#### 本文
プラントとは工場・発電所・ごみ処理場など多種多様の機器・装置がいくつも組み合わさり、大きな性能を発揮する機械設備の総称です。プラントは私たちの生活を維持する上で必要不可欠なものです。

一方でプラントの操業に伴い排ガスが発生します。日本では古くから大気汚染が問題となった過去があり大気汚染防止法などの整備が行われ規制されています。

今回はプラントでの排ガス管理について紹介します。

この記事を書いた人:Eikou

排出規制について

大気汚染防止法では様々な汚染物質が規制されています。規制を受けている主な物質の内訳は以下の通りです。

  • ばい煙
  • 揮発性有機化合物(VOC)
  • 粉じん
  • 特定物質(アンモニア、一酸化炭素、メタノール等28物質)
  • 有害大気汚染物質
  • 水銀

 

ばい煙

ばい煙規制法から引き継ぐ形で、大気汚染防止法ではより厳しい規制を設けています。ばい煙とは一般的に工場などで石油などの燃料などを燃焼した際に発生する硫黄酸化物や、ばいじん(すす(煤))や有毒物質を含む煙などをまとめたものになります。
この法律では4つの基準を設けて、ばい煙の排出量を規制しています。
大別すると以下のようになります。
########
#### 提供データ
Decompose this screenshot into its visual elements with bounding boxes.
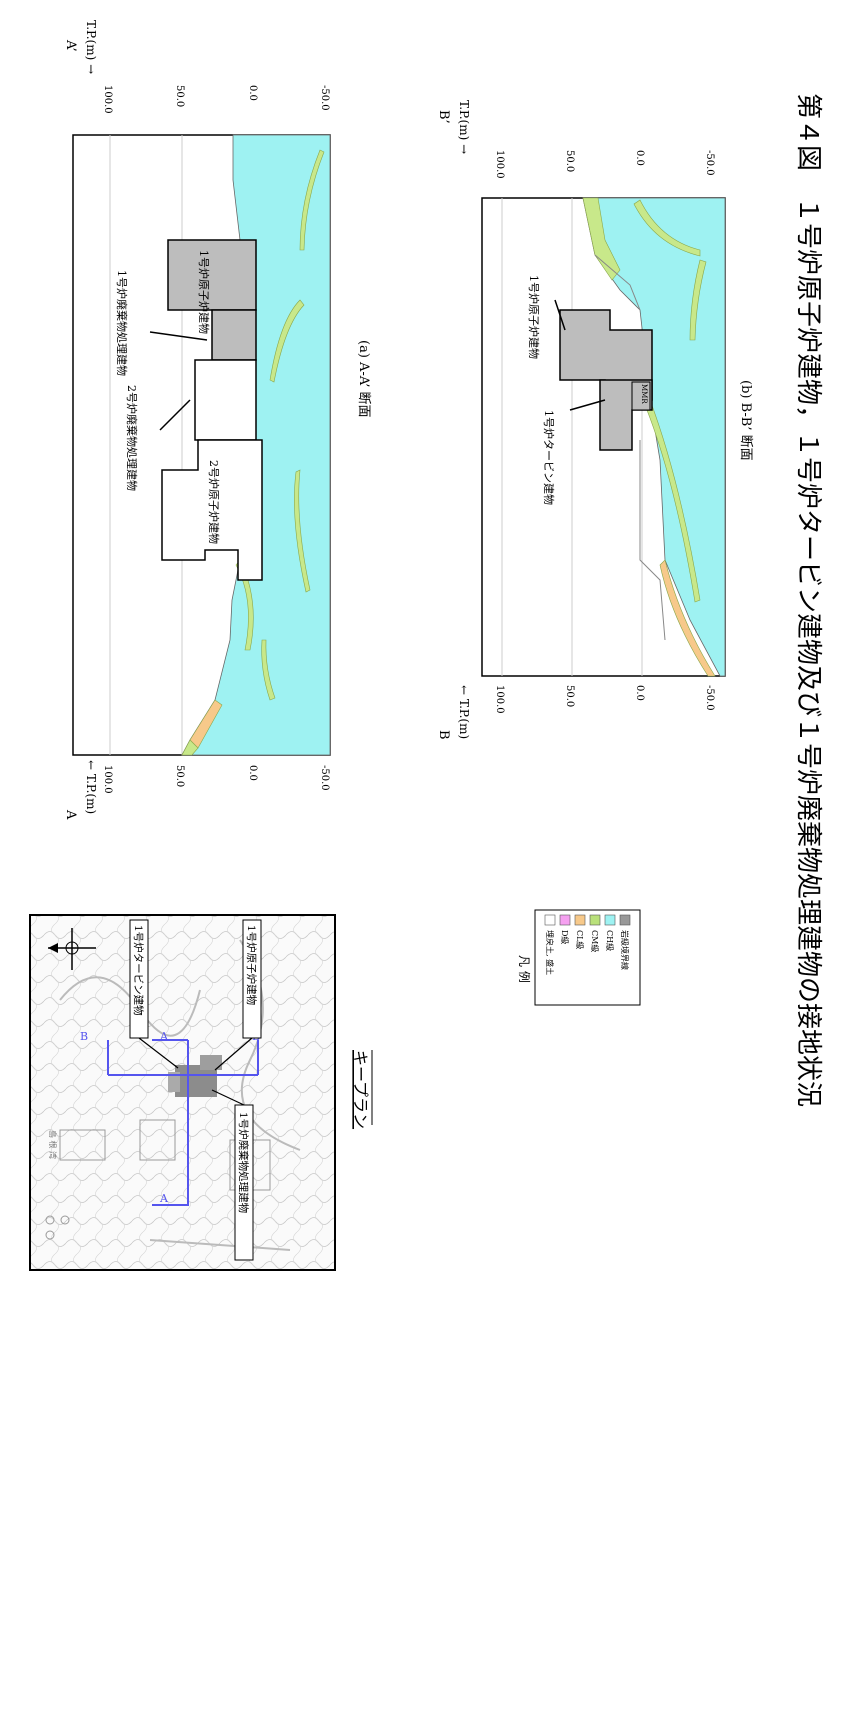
figure-caption: 第４図 １号炉原子炉建物，１号炉タービン建物及び１号炉廃棄物処理建物の接地状況 — [793, 93, 823, 1107]
legend-swatch — [544, 914, 556, 926]
section-marker-a-top: A — [159, 1030, 169, 1043]
legend-swatch — [574, 914, 586, 926]
section-b-right-end: B’ — [436, 110, 451, 124]
legend-item-label: CH級 — [605, 930, 615, 951]
section-a-left-end: A — [63, 809, 78, 820]
section-a-right-tick-label: -50.0 — [319, 85, 330, 111]
legend-item-label: 埋戻土, 盛土 — [545, 930, 555, 975]
section-b-label-mmr: MMR — [640, 384, 648, 404]
section-b-label-unit1-tb: 1号炉タービン建物 — [542, 410, 556, 505]
section-b-axis-title-right: T.P.(m) → — [457, 100, 471, 154]
turbine-callout-label: 1号炉タービン建物 — [132, 925, 145, 1016]
legend-swatch — [589, 914, 601, 926]
section-a-a: A ← T.P.(m) A’ T.P.(m) → 100.0 50.0 0.0 -50… — [63, 20, 331, 820]
section-a-label-unit1-rb: 1号炉原子炉建物 — [197, 250, 211, 334]
section-a-label-unit2-rb: 2号炉原子炉建物 — [207, 460, 221, 544]
section-a-axis-title-left: ← T.P.(m) — [84, 760, 98, 814]
section-a-unit1-rw-shape — [211, 309, 257, 361]
section-b-left-tick-label: 100.0 — [494, 685, 505, 714]
radwaste-callout-label: 1号炉廃棄物処理建物 — [237, 1112, 250, 1213]
section-a-label-unit2-rw: 2号炉廃棄物処理建物 — [125, 385, 139, 491]
legend-swatch — [619, 914, 631, 926]
reactor-building-shape — [175, 1065, 217, 1097]
section-a-right-tick-label: 0.0 — [247, 85, 258, 101]
section-marker-b-left: B — [80, 1030, 88, 1043]
section-a-left-tick-label: 50.0 — [174, 765, 185, 787]
section-a-unit2-rb-shape — [161, 439, 263, 581]
section-b-right-tick-label: 0.0 — [634, 150, 645, 166]
section-b-left-end: B — [436, 730, 451, 740]
section-b-left-tick-label: -50.0 — [704, 685, 715, 711]
section-b-label-unit1-rb: 1号炉原子炉建物 — [527, 275, 541, 359]
section-b-b: B ← T.P.(m) B’ T.P.(m) → 100.0 50.0 0.0 -50… — [436, 100, 726, 740]
north-arrow-icon — [48, 928, 96, 970]
sea-label: 島 根 湾 — [48, 1130, 58, 1159]
reactor-callout-label: 1号炉原子炉建物 — [245, 925, 258, 1005]
section-a-right-tick-label: 100.0 — [102, 85, 113, 114]
section-a-label-unit1-rw: 1号炉廃棄物処理建物 — [115, 270, 129, 376]
section-line-a — [152, 1039, 189, 1206]
section-a-right-tick-label: 50.0 — [174, 85, 185, 107]
section-a-left-tick-label: 100.0 — [102, 765, 113, 794]
legend-title: 凡 例 — [517, 955, 531, 983]
key-plan: 島 根 湾 A A B B 1号炉タービン建物 1号炉原子炉建物 — [29, 914, 336, 1271]
legend-item-label: CL級 — [575, 930, 585, 949]
legend: 凡 例 埋戻土, 盛土 D級 CL級 CM級 CH級 岩級境界線 — [517, 909, 641, 1006]
section-a-unit2-rw-shape — [194, 359, 257, 441]
section-b-left-tick-label: 0.0 — [634, 685, 645, 701]
section-b-right-tick-label: 100.0 — [494, 150, 505, 179]
section-a-left-tick-label: 0.0 — [247, 765, 258, 781]
section-b-caption: (b) B-B’ 断面 — [738, 380, 753, 461]
legend-item-label: CM級 — [590, 930, 600, 952]
section-marker-a-bottom: A — [159, 1192, 169, 1205]
legend-box — [534, 909, 641, 1006]
legend-item-label: 岩級境界線 — [620, 930, 630, 970]
legend-swatch — [604, 914, 616, 926]
legend-item-label: D級 — [560, 930, 570, 944]
section-a-left-tick-label: -50.0 — [319, 765, 330, 791]
section-line-b — [107, 1040, 259, 1076]
section-a-right-end: A’ — [63, 39, 78, 52]
section-b-left-tick-label: 50.0 — [564, 685, 575, 707]
section-b-mmr-shape — [631, 381, 651, 411]
legend-swatch — [559, 914, 571, 926]
key-plan-caption: キープラン — [351, 1050, 370, 1129]
section-b-right-tick-label: -50.0 — [704, 150, 715, 176]
section-b-axis-title-left: ← T.P.(m) — [457, 685, 471, 739]
section-b-right-tick-label: 50.0 — [564, 150, 575, 172]
section-a-unit1-rb-shape — [167, 239, 257, 311]
section-a-axis-title-right: T.P.(m) → — [84, 20, 98, 74]
section-a-caption: (a) A-A’ 断面 — [356, 340, 371, 418]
########
■ 設問一覧 ■
1. 排ガス管理の本文によると、大気汚染防止法はいくつの基準を設けてばい煙の排出量を規制していますか。
2. 排ガス管理の本文が大気汚染防止法で規制を受けている主な物質として挙げているものを、すべて列挙してください。
3. 排ガス管理の本文のうち、「プラントとは工場・発電所・ご」から始まり「今回はプラントでの排ガス管理について紹介します。」で終わる部分を、そのまま書き写してください。

■ 設問別解答 ■
1. 4つの基準です。

2. ばい煙、揮発性有機化合物(VOC)、粉じん、特定物質(アンモニア、一酸化炭素、メタノール等28物質)、有害大気汚染物質、水銀

3.
プラントとは工場・発電所・ごみ処理場など多種多様の機器・装置がいくつも組み合わさり、大きな性能を発揮する機械設備の総称です。プラントは私たちの生活を維持する上で必要不可欠なものです。

一方でプラントの操業に伴い排ガスが発生します。日本では古くから大気汚染が問題となった過去があり大気汚染防止法などの整備が行われ規制されています。

今回はプラントでの排ガス管理について紹介します。